◆ DATA LINES:
- - - -

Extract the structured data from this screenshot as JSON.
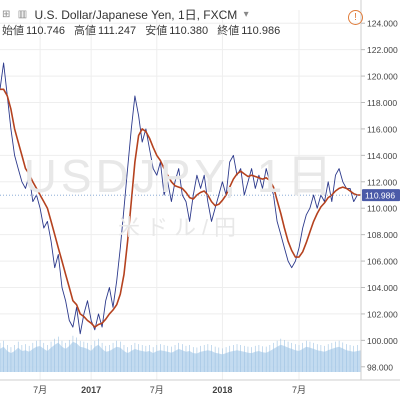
{
  "header": {
    "symbol_title": "U.S. Dollar/Japanese Yen, 1日, FXCM",
    "ohlc": [
      {
        "label": "始値",
        "value": "110.746"
      },
      {
        "label": "高値",
        "value": "111.247"
      },
      {
        "label": "安値",
        "value": "110.380"
      },
      {
        "label": "終値",
        "value": "110.986"
      }
    ],
    "alert_icon": "clock-alert-icon",
    "layout_icon": "grid-icon",
    "chart_icon": "bars-icon",
    "dropdown_icon": "caret-down-icon"
  },
  "watermark": {
    "line1": "USDJPY, 1日",
    "line2": "米ドル/円"
  },
  "colors": {
    "price_line": "#2d3a8c",
    "ma_line": "#b5421f",
    "volume_fill": "#bcd7ee",
    "price_tag": "#4a5aa8",
    "grid": "#eeeeee"
  },
  "chart_data": {
    "type": "line",
    "ylim": [
      97.0,
      125.0
    ],
    "y_ticks": [
      "124.000",
      "122.000",
      "120.000",
      "118.000",
      "116.000",
      "114.000",
      "112.000",
      "110.000",
      "108.000",
      "106.000",
      "104.000",
      "102.000",
      "100.000",
      "98.000"
    ],
    "x_ticks": [
      "7月",
      "2017",
      "7月",
      "2018",
      "7月"
    ],
    "last_price_label": "110.986",
    "last_price": 110.986,
    "series": [
      {
        "values": [
          119.0,
          121.0,
          118.5,
          116.0,
          114.0,
          113.0,
          112.0,
          111.5,
          112.5,
          110.5,
          111.0,
          110.0,
          108.5,
          109.0,
          107.5,
          105.5,
          106.5,
          104.0,
          103.0,
          101.5,
          101.0,
          102.5,
          100.5,
          102.0,
          103.0,
          101.5,
          100.8,
          102.0,
          101.0,
          103.0,
          104.0,
          102.5,
          104.5,
          107.0,
          110.0,
          113.0,
          116.0,
          118.5,
          117.0,
          115.0,
          116.0,
          114.5,
          113.0,
          112.5,
          113.5,
          111.0,
          112.0,
          110.5,
          112.0,
          113.0,
          111.0,
          110.5,
          109.0,
          111.0,
          112.5,
          111.5,
          112.5,
          110.5,
          109.0,
          110.0,
          111.0,
          112.0,
          111.0,
          113.5,
          114.0,
          112.5,
          113.0,
          111.0,
          112.0,
          113.0,
          111.5,
          112.5,
          111.5,
          113.0,
          112.0,
          111.0,
          109.0,
          108.0,
          107.0,
          106.0,
          105.5,
          106.0,
          107.0,
          108.5,
          109.5,
          110.0,
          111.0,
          110.0,
          111.0,
          110.5,
          112.0,
          110.5,
          112.5,
          113.0,
          112.0,
          111.5,
          111.5,
          110.5,
          111.0,
          110.986
        ]
      },
      {
        "values": [
          119.0,
          119.0,
          118.5,
          117.5,
          116.0,
          115.0,
          114.0,
          113.0,
          112.6,
          112.0,
          111.5,
          111.0,
          110.5,
          110.0,
          109.0,
          108.0,
          107.0,
          106.0,
          105.0,
          104.0,
          103.0,
          102.7,
          102.0,
          101.8,
          101.5,
          101.3,
          101.0,
          101.2,
          101.3,
          101.6,
          102.0,
          102.3,
          102.7,
          103.5,
          105.0,
          107.5,
          110.5,
          113.5,
          115.5,
          116.0,
          115.8,
          115.3,
          114.6,
          114.0,
          113.6,
          113.0,
          112.5,
          112.0,
          111.7,
          111.6,
          111.5,
          111.2,
          110.8,
          110.7,
          111.0,
          111.2,
          111.3,
          111.0,
          110.5,
          110.2,
          110.3,
          110.6,
          111.0,
          111.6,
          112.2,
          112.6,
          112.8,
          112.6,
          112.4,
          112.5,
          112.4,
          112.3,
          112.2,
          112.3,
          112.1,
          111.6,
          110.6,
          109.6,
          108.5,
          107.5,
          106.8,
          106.3,
          106.3,
          106.7,
          107.4,
          108.2,
          109.0,
          109.6,
          110.1,
          110.4,
          110.8,
          111.0,
          111.3,
          111.5,
          111.6,
          111.5,
          111.3,
          111.1,
          111.0,
          111.0
        ]
      }
    ],
    "volume": [
      0.55,
      0.6,
      0.5,
      0.45,
      0.5,
      0.58,
      0.5,
      0.52,
      0.48,
      0.55,
      0.6,
      0.62,
      0.55,
      0.5,
      0.58,
      0.65,
      0.7,
      0.6,
      0.55,
      0.62,
      0.72,
      0.68,
      0.6,
      0.58,
      0.55,
      0.5,
      0.6,
      0.65,
      0.55,
      0.48,
      0.5,
      0.55,
      0.6,
      0.58,
      0.5,
      0.45,
      0.5,
      0.55,
      0.52,
      0.5,
      0.48,
      0.5,
      0.45,
      0.5,
      0.52,
      0.5,
      0.48,
      0.46,
      0.5,
      0.55,
      0.52,
      0.48,
      0.5,
      0.45,
      0.44,
      0.48,
      0.5,
      0.52,
      0.5,
      0.46,
      0.44,
      0.42,
      0.45,
      0.48,
      0.5,
      0.52,
      0.5,
      0.48,
      0.46,
      0.45,
      0.48,
      0.5,
      0.47,
      0.46,
      0.5,
      0.55,
      0.6,
      0.65,
      0.62,
      0.58,
      0.55,
      0.52,
      0.5,
      0.55,
      0.6,
      0.58,
      0.55,
      0.52,
      0.5,
      0.48,
      0.52,
      0.55,
      0.58,
      0.6,
      0.56,
      0.52,
      0.5,
      0.48,
      0.5,
      0.52
    ]
  }
}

- - - -

Repeat each entry above word for word, leaving every picture out.

◆ ANSWER FOR THIS EXERCISE:
Extract the structured data from this screenshot as JSON.
{
  "header": {
    "symbol_title": "U.S. Dollar/Japanese Yen, 1日, FXCM",
    "ohlc": [
      {
        "label": "始値",
        "value": "110.746"
      },
      {
        "label": "高値",
        "value": "111.247"
      },
      {
        "label": "安値",
        "value": "110.380"
      },
      {
        "label": "終値",
        "value": "110.986"
      }
    ],
    "alert_icon": "clock-alert-icon",
    "layout_icon": "grid-icon",
    "chart_icon": "bars-icon",
    "dropdown_icon": "caret-down-icon"
  },
  "watermark": {
    "line1": "USDJPY, 1日",
    "line2": "米ドル/円"
  },
  "colors": {
    "price_line": "#2d3a8c",
    "ma_line": "#b5421f",
    "volume_fill": "#bcd7ee",
    "price_tag": "#4a5aa8",
    "grid": "#eeeeee"
  },
  "chart_data": {
    "type": "line",
    "ylim": [
      97.0,
      125.0
    ],
    "y_ticks": [
      "124.000",
      "122.000",
      "120.000",
      "118.000",
      "116.000",
      "114.000",
      "112.000",
      "110.000",
      "108.000",
      "106.000",
      "104.000",
      "102.000",
      "100.000",
      "98.000"
    ],
    "x_ticks": [
      "7月",
      "2017",
      "7月",
      "2018",
      "7月"
    ],
    "last_price_label": "110.986",
    "last_price": 110.986,
    "series": [
      {
        "values": [
          119.0,
          121.0,
          118.5,
          116.0,
          114.0,
          113.0,
          112.0,
          111.5,
          112.5,
          110.5,
          111.0,
          110.0,
          108.5,
          109.0,
          107.5,
          105.5,
          106.5,
          104.0,
          103.0,
          101.5,
          101.0,
          102.5,
          100.5,
          102.0,
          103.0,
          101.5,
          100.8,
          102.0,
          101.0,
          103.0,
          104.0,
          102.5,
          104.5,
          107.0,
          110.0,
          113.0,
          116.0,
          118.5,
          117.0,
          115.0,
          116.0,
          114.5,
          113.0,
          112.5,
          113.5,
          111.0,
          112.0,
          110.5,
          112.0,
          113.0,
          111.0,
          110.5,
          109.0,
          111.0,
          112.5,
          111.5,
          112.5,
          110.5,
          109.0,
          110.0,
          111.0,
          112.0,
          111.0,
          113.5,
          114.0,
          112.5,
          113.0,
          111.0,
          112.0,
          113.0,
          111.5,
          112.5,
          111.5,
          113.0,
          112.0,
          111.0,
          109.0,
          108.0,
          107.0,
          106.0,
          105.5,
          106.0,
          107.0,
          108.5,
          109.5,
          110.0,
          111.0,
          110.0,
          111.0,
          110.5,
          112.0,
          110.5,
          112.5,
          113.0,
          112.0,
          111.5,
          111.5,
          110.5,
          111.0,
          110.986
        ]
      },
      {
        "values": [
          119.0,
          119.0,
          118.5,
          117.5,
          116.0,
          115.0,
          114.0,
          113.0,
          112.6,
          112.0,
          111.5,
          111.0,
          110.5,
          110.0,
          109.0,
          108.0,
          107.0,
          106.0,
          105.0,
          104.0,
          103.0,
          102.7,
          102.0,
          101.8,
          101.5,
          101.3,
          101.0,
          101.2,
          101.3,
          101.6,
          102.0,
          102.3,
          102.7,
          103.5,
          105.0,
          107.5,
          110.5,
          113.5,
          115.5,
          116.0,
          115.8,
          115.3,
          114.6,
          114.0,
          113.6,
          113.0,
          112.5,
          112.0,
          111.7,
          111.6,
          111.5,
          111.2,
          110.8,
          110.7,
          111.0,
          111.2,
          111.3,
          111.0,
          110.5,
          110.2,
          110.3,
          110.6,
          111.0,
          111.6,
          112.2,
          112.6,
          112.8,
          112.6,
          112.4,
          112.5,
          112.4,
          112.3,
          112.2,
          112.3,
          112.1,
          111.6,
          110.6,
          109.6,
          108.5,
          107.5,
          106.8,
          106.3,
          106.3,
          106.7,
          107.4,
          108.2,
          109.0,
          109.6,
          110.1,
          110.4,
          110.8,
          111.0,
          111.3,
          111.5,
          111.6,
          111.5,
          111.3,
          111.1,
          111.0,
          111.0
        ]
      }
    ],
    "volume": [
      0.55,
      0.6,
      0.5,
      0.45,
      0.5,
      0.58,
      0.5,
      0.52,
      0.48,
      0.55,
      0.6,
      0.62,
      0.55,
      0.5,
      0.58,
      0.65,
      0.7,
      0.6,
      0.55,
      0.62,
      0.72,
      0.68,
      0.6,
      0.58,
      0.55,
      0.5,
      0.6,
      0.65,
      0.55,
      0.48,
      0.5,
      0.55,
      0.6,
      0.58,
      0.5,
      0.45,
      0.5,
      0.55,
      0.52,
      0.5,
      0.48,
      0.5,
      0.45,
      0.5,
      0.52,
      0.5,
      0.48,
      0.46,
      0.5,
      0.55,
      0.52,
      0.48,
      0.5,
      0.45,
      0.44,
      0.48,
      0.5,
      0.52,
      0.5,
      0.46,
      0.44,
      0.42,
      0.45,
      0.48,
      0.5,
      0.52,
      0.5,
      0.48,
      0.46,
      0.45,
      0.48,
      0.5,
      0.47,
      0.46,
      0.5,
      0.55,
      0.6,
      0.65,
      0.62,
      0.58,
      0.55,
      0.52,
      0.5,
      0.55,
      0.6,
      0.58,
      0.55,
      0.52,
      0.5,
      0.48,
      0.52,
      0.55,
      0.58,
      0.6,
      0.56,
      0.52,
      0.5,
      0.48,
      0.5,
      0.52
    ]
  }
}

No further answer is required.